To do:
Write out all the lines again, precisely as they stand, but without the images.

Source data
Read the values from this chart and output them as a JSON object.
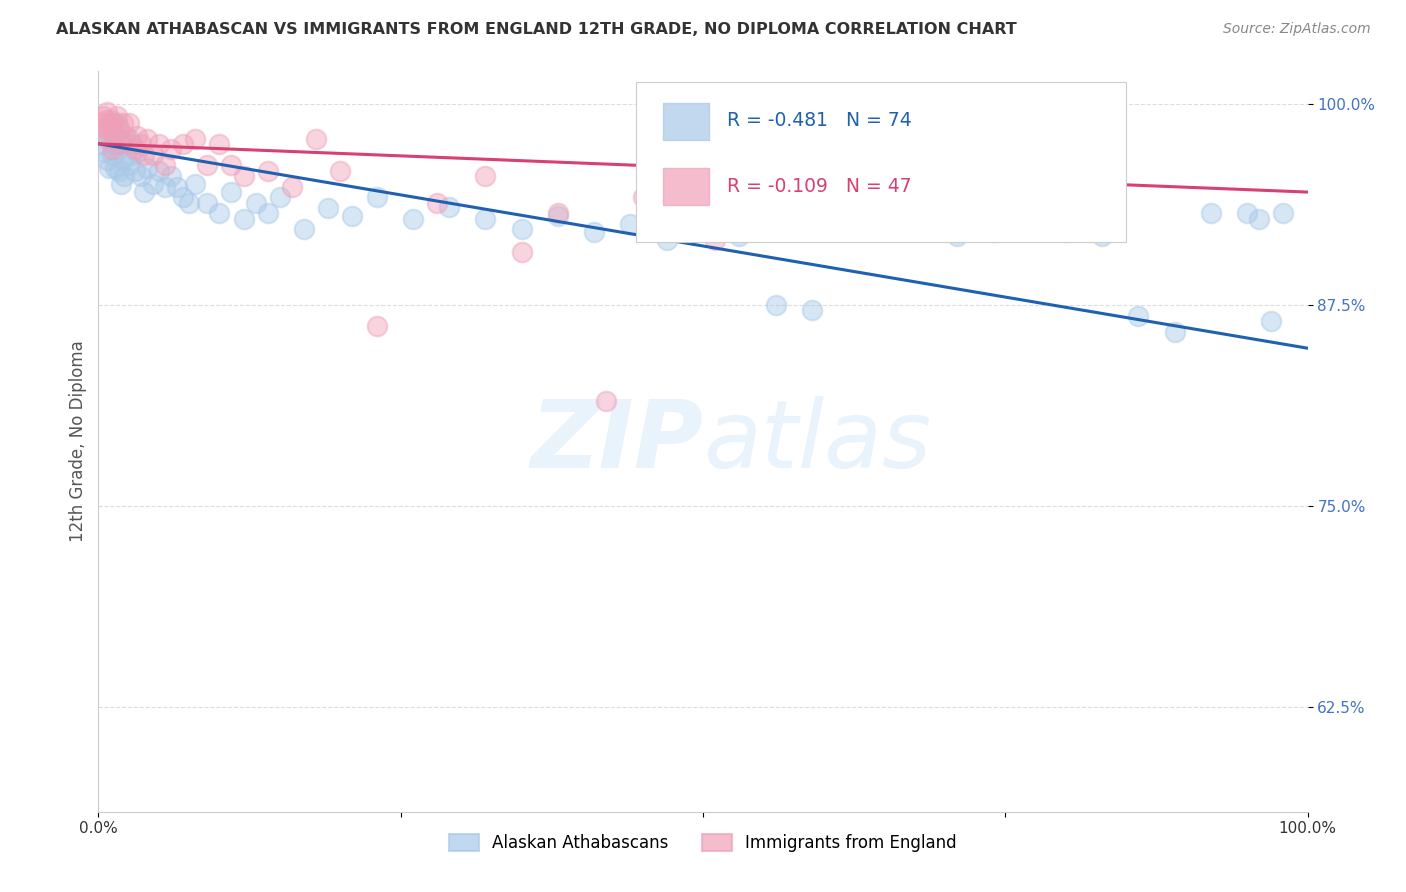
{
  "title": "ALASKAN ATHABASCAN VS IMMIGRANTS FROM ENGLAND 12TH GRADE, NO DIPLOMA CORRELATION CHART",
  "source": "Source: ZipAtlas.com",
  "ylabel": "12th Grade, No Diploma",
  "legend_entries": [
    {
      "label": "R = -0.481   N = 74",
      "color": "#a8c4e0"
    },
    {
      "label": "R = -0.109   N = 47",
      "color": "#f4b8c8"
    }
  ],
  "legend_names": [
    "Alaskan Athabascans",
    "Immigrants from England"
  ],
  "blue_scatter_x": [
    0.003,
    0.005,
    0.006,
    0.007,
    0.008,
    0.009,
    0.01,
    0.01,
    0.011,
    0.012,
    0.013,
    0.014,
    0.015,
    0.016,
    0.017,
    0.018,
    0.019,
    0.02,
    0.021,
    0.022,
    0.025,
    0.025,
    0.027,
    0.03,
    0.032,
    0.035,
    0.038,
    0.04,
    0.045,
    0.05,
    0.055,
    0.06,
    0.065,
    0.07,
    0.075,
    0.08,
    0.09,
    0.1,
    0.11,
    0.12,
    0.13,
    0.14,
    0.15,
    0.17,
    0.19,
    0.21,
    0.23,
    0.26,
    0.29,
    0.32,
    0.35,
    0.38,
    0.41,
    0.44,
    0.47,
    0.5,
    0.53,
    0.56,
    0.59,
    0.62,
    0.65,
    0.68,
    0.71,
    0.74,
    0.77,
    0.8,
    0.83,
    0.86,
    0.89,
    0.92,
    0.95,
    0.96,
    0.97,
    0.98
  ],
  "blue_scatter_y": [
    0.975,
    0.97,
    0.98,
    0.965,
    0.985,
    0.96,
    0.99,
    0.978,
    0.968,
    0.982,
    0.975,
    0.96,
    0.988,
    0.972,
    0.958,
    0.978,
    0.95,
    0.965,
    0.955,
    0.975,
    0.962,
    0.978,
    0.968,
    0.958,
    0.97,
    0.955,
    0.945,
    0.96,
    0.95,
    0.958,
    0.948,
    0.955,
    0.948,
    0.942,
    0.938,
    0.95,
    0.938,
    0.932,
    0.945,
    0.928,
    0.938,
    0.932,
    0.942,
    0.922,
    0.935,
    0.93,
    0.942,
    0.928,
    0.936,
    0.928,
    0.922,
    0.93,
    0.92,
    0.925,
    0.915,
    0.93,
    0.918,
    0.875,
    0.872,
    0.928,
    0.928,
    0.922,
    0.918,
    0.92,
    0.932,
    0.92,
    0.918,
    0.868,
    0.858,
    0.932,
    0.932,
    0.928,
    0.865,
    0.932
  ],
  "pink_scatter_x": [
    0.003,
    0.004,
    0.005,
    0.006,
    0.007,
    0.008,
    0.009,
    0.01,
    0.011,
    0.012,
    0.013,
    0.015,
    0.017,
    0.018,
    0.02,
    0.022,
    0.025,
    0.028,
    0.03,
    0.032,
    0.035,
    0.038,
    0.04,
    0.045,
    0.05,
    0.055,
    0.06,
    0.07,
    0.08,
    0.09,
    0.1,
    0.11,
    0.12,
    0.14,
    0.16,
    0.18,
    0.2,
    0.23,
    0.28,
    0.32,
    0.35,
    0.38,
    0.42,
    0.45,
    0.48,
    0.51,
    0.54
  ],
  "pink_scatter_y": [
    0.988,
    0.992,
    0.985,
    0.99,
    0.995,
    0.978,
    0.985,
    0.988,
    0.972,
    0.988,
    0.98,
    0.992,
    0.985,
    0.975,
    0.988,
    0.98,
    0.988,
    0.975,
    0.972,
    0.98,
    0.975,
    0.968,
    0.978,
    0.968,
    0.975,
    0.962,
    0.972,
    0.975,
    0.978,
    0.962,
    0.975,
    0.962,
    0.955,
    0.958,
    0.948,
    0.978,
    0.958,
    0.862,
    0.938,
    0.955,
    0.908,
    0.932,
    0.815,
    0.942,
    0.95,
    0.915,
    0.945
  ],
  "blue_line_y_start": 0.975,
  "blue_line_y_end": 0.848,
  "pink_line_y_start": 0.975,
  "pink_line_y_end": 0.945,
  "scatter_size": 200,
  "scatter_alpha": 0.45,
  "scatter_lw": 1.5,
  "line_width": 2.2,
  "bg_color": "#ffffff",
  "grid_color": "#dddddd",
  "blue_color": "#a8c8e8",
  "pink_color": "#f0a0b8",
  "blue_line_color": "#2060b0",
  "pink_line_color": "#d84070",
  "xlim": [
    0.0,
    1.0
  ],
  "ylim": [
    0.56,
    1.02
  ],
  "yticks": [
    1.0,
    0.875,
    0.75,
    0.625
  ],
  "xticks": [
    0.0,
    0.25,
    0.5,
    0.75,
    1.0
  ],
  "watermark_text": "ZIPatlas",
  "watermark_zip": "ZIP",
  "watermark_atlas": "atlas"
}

Answer to the task:
Read the values from this chart and output them as a JSON object.
{
  "title": "ALASKAN ATHABASCAN VS IMMIGRANTS FROM ENGLAND 12TH GRADE, NO DIPLOMA CORRELATION CHART",
  "source": "Source: ZipAtlas.com",
  "ylabel": "12th Grade, No Diploma",
  "legend_entries": [
    {
      "label": "R = -0.481   N = 74",
      "color": "#a8c4e0"
    },
    {
      "label": "R = -0.109   N = 47",
      "color": "#f4b8c8"
    }
  ],
  "legend_names": [
    "Alaskan Athabascans",
    "Immigrants from England"
  ],
  "blue_scatter_x": [
    0.003,
    0.005,
    0.006,
    0.007,
    0.008,
    0.009,
    0.01,
    0.01,
    0.011,
    0.012,
    0.013,
    0.014,
    0.015,
    0.016,
    0.017,
    0.018,
    0.019,
    0.02,
    0.021,
    0.022,
    0.025,
    0.025,
    0.027,
    0.03,
    0.032,
    0.035,
    0.038,
    0.04,
    0.045,
    0.05,
    0.055,
    0.06,
    0.065,
    0.07,
    0.075,
    0.08,
    0.09,
    0.1,
    0.11,
    0.12,
    0.13,
    0.14,
    0.15,
    0.17,
    0.19,
    0.21,
    0.23,
    0.26,
    0.29,
    0.32,
    0.35,
    0.38,
    0.41,
    0.44,
    0.47,
    0.5,
    0.53,
    0.56,
    0.59,
    0.62,
    0.65,
    0.68,
    0.71,
    0.74,
    0.77,
    0.8,
    0.83,
    0.86,
    0.89,
    0.92,
    0.95,
    0.96,
    0.97,
    0.98
  ],
  "blue_scatter_y": [
    0.975,
    0.97,
    0.98,
    0.965,
    0.985,
    0.96,
    0.99,
    0.978,
    0.968,
    0.982,
    0.975,
    0.96,
    0.988,
    0.972,
    0.958,
    0.978,
    0.95,
    0.965,
    0.955,
    0.975,
    0.962,
    0.978,
    0.968,
    0.958,
    0.97,
    0.955,
    0.945,
    0.96,
    0.95,
    0.958,
    0.948,
    0.955,
    0.948,
    0.942,
    0.938,
    0.95,
    0.938,
    0.932,
    0.945,
    0.928,
    0.938,
    0.932,
    0.942,
    0.922,
    0.935,
    0.93,
    0.942,
    0.928,
    0.936,
    0.928,
    0.922,
    0.93,
    0.92,
    0.925,
    0.915,
    0.93,
    0.918,
    0.875,
    0.872,
    0.928,
    0.928,
    0.922,
    0.918,
    0.92,
    0.932,
    0.92,
    0.918,
    0.868,
    0.858,
    0.932,
    0.932,
    0.928,
    0.865,
    0.932
  ],
  "pink_scatter_x": [
    0.003,
    0.004,
    0.005,
    0.006,
    0.007,
    0.008,
    0.009,
    0.01,
    0.011,
    0.012,
    0.013,
    0.015,
    0.017,
    0.018,
    0.02,
    0.022,
    0.025,
    0.028,
    0.03,
    0.032,
    0.035,
    0.038,
    0.04,
    0.045,
    0.05,
    0.055,
    0.06,
    0.07,
    0.08,
    0.09,
    0.1,
    0.11,
    0.12,
    0.14,
    0.16,
    0.18,
    0.2,
    0.23,
    0.28,
    0.32,
    0.35,
    0.38,
    0.42,
    0.45,
    0.48,
    0.51,
    0.54
  ],
  "pink_scatter_y": [
    0.988,
    0.992,
    0.985,
    0.99,
    0.995,
    0.978,
    0.985,
    0.988,
    0.972,
    0.988,
    0.98,
    0.992,
    0.985,
    0.975,
    0.988,
    0.98,
    0.988,
    0.975,
    0.972,
    0.98,
    0.975,
    0.968,
    0.978,
    0.968,
    0.975,
    0.962,
    0.972,
    0.975,
    0.978,
    0.962,
    0.975,
    0.962,
    0.955,
    0.958,
    0.948,
    0.978,
    0.958,
    0.862,
    0.938,
    0.955,
    0.908,
    0.932,
    0.815,
    0.942,
    0.95,
    0.915,
    0.945
  ],
  "blue_line_y_start": 0.975,
  "blue_line_y_end": 0.848,
  "pink_line_y_start": 0.975,
  "pink_line_y_end": 0.945,
  "scatter_size": 200,
  "scatter_alpha": 0.45,
  "scatter_lw": 1.5,
  "line_width": 2.2,
  "bg_color": "#ffffff",
  "grid_color": "#dddddd",
  "blue_color": "#a8c8e8",
  "pink_color": "#f0a0b8",
  "blue_line_color": "#2060b0",
  "pink_line_color": "#d84070",
  "xlim": [
    0.0,
    1.0
  ],
  "ylim": [
    0.56,
    1.02
  ],
  "yticks": [
    1.0,
    0.875,
    0.75,
    0.625
  ],
  "xticks": [
    0.0,
    0.25,
    0.5,
    0.75,
    1.0
  ],
  "watermark_text": "ZIPatlas",
  "watermark_zip": "ZIP",
  "watermark_atlas": "atlas"
}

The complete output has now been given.